Page segmentation data:
■ ■ ■ ■ ■

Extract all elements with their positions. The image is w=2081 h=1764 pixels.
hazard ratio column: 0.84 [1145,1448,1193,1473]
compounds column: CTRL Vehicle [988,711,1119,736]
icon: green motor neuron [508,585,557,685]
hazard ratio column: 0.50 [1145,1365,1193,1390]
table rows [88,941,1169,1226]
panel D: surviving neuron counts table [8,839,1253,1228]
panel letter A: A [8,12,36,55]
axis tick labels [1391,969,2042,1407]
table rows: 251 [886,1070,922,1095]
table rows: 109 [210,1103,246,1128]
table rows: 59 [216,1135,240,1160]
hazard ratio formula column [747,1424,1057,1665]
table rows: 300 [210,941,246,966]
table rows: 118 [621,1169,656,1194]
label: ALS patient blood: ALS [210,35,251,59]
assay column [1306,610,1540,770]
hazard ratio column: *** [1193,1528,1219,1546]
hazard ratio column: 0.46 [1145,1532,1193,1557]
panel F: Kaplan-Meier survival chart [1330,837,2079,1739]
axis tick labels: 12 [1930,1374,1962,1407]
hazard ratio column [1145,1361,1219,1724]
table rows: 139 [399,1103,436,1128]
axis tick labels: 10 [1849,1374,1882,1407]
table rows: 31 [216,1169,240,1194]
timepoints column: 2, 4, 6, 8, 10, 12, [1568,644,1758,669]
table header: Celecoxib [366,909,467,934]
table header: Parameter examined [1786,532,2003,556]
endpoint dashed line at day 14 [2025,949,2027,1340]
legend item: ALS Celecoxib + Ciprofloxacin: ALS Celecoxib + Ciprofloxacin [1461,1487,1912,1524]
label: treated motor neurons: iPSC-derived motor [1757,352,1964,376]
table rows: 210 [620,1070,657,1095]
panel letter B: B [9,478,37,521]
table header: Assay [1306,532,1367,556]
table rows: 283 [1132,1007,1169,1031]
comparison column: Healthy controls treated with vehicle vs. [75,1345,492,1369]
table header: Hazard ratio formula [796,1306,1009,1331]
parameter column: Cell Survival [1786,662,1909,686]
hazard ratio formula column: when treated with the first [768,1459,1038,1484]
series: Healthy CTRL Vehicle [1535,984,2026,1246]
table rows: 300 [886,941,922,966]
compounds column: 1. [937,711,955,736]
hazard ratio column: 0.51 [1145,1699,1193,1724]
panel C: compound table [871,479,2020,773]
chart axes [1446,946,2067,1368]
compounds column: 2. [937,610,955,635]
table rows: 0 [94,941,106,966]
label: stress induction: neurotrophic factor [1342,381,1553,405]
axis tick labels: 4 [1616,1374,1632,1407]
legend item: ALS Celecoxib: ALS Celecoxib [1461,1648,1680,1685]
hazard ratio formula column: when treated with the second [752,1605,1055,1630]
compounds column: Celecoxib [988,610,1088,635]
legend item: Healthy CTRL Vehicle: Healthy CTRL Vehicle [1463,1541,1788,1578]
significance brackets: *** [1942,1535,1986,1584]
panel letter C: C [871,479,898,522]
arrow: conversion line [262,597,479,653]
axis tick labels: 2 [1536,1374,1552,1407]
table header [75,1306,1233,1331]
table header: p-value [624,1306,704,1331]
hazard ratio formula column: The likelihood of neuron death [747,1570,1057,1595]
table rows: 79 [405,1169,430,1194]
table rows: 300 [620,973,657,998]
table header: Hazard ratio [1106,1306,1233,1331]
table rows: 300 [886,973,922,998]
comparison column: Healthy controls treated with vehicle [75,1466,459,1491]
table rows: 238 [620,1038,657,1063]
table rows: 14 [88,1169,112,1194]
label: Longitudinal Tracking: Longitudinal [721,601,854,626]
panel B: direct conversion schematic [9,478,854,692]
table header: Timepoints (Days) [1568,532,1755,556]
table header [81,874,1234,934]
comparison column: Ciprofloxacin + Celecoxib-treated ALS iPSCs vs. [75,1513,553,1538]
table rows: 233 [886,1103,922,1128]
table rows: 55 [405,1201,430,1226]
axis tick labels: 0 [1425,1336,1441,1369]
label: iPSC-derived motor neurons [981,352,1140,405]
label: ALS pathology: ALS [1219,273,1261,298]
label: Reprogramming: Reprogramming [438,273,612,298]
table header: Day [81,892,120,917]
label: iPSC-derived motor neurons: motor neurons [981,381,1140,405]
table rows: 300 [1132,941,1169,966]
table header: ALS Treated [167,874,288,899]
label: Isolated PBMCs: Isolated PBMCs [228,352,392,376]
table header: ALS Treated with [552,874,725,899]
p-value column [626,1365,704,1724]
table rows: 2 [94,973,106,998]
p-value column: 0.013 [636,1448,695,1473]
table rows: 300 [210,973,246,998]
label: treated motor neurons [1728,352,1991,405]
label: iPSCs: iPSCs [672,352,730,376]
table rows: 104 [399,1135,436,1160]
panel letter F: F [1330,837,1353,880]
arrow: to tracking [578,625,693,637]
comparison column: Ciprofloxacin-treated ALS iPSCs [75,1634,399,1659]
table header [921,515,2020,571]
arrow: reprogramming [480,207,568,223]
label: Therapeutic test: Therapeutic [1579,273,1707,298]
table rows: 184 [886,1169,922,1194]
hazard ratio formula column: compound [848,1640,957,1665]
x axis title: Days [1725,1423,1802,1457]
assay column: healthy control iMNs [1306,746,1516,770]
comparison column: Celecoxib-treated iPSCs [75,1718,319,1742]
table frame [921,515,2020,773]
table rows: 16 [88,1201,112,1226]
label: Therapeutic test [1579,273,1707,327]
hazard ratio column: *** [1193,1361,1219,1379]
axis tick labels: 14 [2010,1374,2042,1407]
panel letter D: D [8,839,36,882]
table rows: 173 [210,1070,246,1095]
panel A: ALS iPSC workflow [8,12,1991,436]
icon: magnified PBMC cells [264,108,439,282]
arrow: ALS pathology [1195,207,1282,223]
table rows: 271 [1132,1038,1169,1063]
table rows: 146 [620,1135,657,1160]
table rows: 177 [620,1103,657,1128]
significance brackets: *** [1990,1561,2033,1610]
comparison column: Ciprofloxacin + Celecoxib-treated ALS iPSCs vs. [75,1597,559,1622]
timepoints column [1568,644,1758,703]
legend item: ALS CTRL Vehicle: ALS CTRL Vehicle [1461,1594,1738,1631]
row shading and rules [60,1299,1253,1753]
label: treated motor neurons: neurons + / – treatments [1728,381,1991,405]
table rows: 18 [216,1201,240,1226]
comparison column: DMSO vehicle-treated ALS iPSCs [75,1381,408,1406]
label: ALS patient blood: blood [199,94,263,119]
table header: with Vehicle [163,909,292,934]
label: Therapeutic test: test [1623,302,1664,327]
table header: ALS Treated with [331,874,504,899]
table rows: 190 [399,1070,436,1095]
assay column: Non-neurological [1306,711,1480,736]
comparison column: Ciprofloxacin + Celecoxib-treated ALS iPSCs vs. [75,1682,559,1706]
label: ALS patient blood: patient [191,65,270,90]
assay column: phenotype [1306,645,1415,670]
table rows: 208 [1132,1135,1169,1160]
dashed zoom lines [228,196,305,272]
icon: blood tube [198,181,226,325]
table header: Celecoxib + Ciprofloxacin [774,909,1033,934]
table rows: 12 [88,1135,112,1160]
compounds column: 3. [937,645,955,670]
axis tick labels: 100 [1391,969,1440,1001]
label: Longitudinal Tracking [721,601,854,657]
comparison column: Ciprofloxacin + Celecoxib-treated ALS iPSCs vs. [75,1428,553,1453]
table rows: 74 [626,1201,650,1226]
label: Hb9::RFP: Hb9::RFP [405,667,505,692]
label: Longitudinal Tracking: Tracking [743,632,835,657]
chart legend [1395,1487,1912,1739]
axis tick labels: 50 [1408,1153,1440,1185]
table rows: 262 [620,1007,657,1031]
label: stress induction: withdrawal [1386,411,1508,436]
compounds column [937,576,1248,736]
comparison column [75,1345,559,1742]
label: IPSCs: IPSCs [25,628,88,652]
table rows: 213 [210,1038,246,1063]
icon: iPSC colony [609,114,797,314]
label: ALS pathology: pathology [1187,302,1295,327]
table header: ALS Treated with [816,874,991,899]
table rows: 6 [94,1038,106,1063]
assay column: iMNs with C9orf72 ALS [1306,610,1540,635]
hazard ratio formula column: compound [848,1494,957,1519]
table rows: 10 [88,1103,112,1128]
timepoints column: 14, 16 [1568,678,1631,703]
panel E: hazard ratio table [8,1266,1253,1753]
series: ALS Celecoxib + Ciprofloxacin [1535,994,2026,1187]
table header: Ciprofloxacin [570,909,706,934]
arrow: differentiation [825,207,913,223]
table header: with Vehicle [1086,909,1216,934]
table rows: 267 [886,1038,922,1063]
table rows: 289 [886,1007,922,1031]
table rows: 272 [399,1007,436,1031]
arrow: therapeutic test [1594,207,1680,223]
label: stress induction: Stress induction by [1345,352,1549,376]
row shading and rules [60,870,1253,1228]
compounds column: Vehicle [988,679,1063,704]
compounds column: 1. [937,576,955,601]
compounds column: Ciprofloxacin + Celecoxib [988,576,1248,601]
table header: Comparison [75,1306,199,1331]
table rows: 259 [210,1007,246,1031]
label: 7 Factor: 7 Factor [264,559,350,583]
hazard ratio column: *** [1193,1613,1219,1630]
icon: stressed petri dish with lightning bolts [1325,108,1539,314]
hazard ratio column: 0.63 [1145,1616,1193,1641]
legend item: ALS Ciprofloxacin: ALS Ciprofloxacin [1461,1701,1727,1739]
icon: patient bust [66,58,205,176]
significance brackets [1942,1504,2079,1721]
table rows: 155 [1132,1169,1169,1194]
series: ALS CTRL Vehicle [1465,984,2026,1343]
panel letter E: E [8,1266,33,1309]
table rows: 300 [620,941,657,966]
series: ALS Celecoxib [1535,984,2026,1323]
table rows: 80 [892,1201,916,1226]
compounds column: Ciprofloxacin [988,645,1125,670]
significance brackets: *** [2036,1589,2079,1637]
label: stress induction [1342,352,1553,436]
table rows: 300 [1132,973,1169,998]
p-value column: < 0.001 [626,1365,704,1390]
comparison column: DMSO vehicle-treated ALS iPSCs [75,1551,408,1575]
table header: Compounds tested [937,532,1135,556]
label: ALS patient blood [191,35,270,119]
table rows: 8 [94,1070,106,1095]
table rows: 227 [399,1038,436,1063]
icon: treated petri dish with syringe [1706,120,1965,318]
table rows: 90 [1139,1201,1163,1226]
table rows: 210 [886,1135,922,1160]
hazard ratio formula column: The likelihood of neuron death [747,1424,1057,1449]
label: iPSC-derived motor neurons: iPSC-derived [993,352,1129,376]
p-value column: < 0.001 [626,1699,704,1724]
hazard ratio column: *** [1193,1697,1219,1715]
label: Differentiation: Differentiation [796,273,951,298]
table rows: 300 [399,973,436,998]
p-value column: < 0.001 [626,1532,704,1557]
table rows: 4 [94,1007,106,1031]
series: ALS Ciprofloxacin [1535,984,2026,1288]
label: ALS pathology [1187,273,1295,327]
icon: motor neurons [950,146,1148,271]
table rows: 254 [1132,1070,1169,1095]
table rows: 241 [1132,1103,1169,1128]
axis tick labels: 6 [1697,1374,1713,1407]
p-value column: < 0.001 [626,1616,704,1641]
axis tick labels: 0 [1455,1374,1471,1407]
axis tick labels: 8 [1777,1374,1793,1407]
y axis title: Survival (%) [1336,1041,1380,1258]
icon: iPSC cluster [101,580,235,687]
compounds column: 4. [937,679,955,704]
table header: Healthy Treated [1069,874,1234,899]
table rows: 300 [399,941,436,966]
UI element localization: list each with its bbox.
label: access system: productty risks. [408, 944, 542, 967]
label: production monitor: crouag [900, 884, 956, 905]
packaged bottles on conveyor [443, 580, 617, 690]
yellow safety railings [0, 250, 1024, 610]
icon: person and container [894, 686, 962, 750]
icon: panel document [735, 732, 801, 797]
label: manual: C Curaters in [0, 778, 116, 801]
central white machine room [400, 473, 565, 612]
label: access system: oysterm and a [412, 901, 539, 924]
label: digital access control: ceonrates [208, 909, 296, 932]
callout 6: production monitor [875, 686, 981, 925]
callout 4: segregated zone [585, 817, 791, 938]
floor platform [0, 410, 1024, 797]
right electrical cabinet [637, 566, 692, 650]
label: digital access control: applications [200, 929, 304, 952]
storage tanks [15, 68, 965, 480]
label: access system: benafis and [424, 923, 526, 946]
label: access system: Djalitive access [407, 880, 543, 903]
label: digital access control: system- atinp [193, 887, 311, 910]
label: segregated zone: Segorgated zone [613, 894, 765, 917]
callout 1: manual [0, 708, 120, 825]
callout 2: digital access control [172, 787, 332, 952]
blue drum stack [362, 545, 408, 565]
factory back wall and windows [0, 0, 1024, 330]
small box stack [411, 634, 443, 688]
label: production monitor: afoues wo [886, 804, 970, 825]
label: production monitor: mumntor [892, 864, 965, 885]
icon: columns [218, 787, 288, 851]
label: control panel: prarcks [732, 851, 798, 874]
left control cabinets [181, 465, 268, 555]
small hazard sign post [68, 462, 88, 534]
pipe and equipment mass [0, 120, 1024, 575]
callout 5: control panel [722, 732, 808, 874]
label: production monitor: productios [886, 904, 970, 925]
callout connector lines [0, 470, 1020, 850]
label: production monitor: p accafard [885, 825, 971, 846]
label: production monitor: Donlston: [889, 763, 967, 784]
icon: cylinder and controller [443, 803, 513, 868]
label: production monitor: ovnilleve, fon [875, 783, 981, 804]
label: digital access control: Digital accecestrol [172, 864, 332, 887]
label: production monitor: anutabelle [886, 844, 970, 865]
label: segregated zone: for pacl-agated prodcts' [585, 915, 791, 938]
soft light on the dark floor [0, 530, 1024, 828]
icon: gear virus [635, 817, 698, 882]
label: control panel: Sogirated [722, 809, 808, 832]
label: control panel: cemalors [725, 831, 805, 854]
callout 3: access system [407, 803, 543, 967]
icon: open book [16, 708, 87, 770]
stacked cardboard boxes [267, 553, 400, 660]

■ ■ ■ ■ ■

REQUIREMENT:
Find each line above that contains "neurons", and copy those lines.

EXERCISE RESPONSE:
label: treated motor neurons: iPSC-derived motor [1757,352,1964,376]
label: iPSC-derived motor neurons [981,352,1140,405]
label: iPSC-derived motor neurons: motor neurons [981,381,1140,405]
label: treated motor neurons [1728,352,1991,405]
label: treated motor neurons: neurons + / – treatments [1728,381,1991,405]
label: iPSC-derived motor neurons: iPSC-derived [993,352,1129,376]
icon: motor neurons [950,146,1148,271]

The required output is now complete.